> [WORK INSTRUCTIONS] Keep every line where the word "found" appears; drop the rest.

>> BEGIN RECORDS

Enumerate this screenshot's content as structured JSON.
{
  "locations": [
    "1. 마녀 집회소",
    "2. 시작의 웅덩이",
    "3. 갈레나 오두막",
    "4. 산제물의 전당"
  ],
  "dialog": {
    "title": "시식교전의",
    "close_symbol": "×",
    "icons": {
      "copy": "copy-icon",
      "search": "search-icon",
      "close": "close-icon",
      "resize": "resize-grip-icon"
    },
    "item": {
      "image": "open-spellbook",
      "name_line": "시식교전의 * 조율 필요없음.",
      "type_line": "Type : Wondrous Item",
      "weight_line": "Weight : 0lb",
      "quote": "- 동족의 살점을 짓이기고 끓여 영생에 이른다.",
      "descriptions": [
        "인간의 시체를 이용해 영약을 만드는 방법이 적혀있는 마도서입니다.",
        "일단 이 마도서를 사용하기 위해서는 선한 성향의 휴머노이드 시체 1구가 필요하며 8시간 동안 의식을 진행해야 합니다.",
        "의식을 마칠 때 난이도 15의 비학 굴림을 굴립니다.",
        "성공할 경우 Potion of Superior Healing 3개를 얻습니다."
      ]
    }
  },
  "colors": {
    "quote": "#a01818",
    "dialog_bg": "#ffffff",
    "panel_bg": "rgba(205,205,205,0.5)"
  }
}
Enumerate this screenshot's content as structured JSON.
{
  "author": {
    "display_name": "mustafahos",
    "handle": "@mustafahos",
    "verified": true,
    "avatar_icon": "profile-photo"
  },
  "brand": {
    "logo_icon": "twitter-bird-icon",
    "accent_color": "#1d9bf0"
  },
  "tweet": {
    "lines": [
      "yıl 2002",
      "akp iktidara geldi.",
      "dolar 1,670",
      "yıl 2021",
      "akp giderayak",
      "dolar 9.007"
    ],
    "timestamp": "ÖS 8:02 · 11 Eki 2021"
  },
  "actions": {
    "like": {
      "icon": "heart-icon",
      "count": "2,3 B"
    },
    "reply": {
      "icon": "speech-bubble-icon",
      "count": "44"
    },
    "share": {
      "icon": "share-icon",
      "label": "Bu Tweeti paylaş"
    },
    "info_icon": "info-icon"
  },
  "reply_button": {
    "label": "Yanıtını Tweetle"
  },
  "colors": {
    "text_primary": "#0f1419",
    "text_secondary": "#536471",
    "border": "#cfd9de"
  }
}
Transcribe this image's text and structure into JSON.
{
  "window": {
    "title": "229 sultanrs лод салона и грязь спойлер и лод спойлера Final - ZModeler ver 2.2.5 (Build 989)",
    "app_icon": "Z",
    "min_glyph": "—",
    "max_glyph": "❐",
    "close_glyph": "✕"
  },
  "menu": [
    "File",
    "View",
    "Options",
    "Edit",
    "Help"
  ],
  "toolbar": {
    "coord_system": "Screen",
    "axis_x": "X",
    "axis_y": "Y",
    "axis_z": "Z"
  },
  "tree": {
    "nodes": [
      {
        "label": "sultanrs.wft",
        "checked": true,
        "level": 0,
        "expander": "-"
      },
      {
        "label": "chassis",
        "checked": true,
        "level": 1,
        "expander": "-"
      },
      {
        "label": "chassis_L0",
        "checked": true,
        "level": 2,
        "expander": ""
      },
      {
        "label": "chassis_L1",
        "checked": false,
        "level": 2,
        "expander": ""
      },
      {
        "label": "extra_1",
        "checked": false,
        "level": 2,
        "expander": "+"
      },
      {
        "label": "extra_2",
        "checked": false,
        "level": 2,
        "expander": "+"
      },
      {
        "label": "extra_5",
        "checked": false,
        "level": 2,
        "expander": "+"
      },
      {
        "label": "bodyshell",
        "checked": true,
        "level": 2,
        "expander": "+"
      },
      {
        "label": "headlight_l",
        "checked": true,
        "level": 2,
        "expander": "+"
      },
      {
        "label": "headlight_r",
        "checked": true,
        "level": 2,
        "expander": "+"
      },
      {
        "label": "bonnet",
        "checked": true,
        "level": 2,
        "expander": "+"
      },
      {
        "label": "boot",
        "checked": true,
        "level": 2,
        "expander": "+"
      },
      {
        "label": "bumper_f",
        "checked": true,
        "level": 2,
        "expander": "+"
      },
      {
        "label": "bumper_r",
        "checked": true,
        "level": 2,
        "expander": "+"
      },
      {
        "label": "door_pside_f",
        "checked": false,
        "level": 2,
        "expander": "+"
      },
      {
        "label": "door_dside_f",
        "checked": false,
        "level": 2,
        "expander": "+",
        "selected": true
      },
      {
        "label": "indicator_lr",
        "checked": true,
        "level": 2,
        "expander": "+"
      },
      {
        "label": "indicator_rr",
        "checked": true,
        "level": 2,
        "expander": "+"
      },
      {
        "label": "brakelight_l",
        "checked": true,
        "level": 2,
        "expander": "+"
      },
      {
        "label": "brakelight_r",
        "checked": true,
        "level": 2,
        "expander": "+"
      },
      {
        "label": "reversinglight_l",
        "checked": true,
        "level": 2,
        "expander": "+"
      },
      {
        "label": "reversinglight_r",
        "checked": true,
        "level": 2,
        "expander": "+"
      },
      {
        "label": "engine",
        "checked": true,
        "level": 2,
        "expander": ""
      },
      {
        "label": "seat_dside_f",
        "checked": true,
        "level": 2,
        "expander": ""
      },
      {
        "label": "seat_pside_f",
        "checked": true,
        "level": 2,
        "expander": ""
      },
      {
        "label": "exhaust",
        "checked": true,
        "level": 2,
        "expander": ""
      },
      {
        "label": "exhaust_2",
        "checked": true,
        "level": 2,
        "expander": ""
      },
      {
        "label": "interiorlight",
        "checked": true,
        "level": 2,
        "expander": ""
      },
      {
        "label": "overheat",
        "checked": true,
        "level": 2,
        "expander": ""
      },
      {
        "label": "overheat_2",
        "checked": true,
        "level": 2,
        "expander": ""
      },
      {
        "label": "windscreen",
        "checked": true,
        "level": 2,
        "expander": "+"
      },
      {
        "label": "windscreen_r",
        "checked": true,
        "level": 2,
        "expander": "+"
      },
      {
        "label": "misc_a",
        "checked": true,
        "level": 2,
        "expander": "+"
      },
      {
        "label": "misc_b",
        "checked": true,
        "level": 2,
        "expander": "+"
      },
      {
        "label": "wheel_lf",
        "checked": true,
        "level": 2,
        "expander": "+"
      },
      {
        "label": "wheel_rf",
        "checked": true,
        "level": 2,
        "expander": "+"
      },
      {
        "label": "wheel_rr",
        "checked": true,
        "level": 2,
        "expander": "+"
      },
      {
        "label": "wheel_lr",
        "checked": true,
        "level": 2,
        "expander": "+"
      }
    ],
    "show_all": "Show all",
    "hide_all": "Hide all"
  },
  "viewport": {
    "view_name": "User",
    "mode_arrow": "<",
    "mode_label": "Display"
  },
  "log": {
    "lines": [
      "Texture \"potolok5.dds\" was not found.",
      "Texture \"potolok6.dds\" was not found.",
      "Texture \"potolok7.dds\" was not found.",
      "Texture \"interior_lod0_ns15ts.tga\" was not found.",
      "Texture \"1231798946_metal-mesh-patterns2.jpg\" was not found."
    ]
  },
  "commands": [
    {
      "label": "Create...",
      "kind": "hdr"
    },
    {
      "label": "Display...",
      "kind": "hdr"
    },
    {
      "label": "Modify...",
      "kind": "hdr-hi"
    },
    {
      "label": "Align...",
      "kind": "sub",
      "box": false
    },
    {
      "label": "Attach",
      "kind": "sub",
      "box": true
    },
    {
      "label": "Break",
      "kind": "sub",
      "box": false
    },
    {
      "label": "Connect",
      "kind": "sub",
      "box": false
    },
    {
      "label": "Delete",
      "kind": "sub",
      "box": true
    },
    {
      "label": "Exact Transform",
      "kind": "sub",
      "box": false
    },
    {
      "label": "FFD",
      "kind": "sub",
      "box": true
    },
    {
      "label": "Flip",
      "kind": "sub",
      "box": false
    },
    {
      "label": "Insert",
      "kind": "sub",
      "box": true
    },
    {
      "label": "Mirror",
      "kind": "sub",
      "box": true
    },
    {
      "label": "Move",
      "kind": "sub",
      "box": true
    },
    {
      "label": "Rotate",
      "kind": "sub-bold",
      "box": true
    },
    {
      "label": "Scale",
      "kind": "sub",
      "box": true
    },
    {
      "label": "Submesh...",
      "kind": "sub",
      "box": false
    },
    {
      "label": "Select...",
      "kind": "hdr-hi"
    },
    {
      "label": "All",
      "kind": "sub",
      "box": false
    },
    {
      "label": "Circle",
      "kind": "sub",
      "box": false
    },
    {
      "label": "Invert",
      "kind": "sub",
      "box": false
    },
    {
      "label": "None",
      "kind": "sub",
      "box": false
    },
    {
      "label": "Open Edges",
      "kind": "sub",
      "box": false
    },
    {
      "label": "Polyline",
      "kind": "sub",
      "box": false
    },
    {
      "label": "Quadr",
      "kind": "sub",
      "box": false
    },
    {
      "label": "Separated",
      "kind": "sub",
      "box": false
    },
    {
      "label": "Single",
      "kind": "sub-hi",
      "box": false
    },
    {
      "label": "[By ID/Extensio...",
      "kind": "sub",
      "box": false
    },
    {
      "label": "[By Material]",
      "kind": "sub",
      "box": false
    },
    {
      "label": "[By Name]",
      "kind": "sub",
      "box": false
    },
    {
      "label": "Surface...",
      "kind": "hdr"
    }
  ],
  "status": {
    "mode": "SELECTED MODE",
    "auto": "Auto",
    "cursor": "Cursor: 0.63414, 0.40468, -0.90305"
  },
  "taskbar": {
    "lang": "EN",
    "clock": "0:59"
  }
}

>> END RECORDS

> [ANSWER FOR THIS EXERCISE]
      "Texture \"potolok5.dds\" was not found.",
      "Texture \"potolok6.dds\" was not found.",
      "Texture \"potolok7.dds\" was not found.",
      "Texture \"interior_lod0_ns15ts.tga\" was not found.",
      "Texture \"1231798946_metal-mesh-patterns2.jpg\" was not found."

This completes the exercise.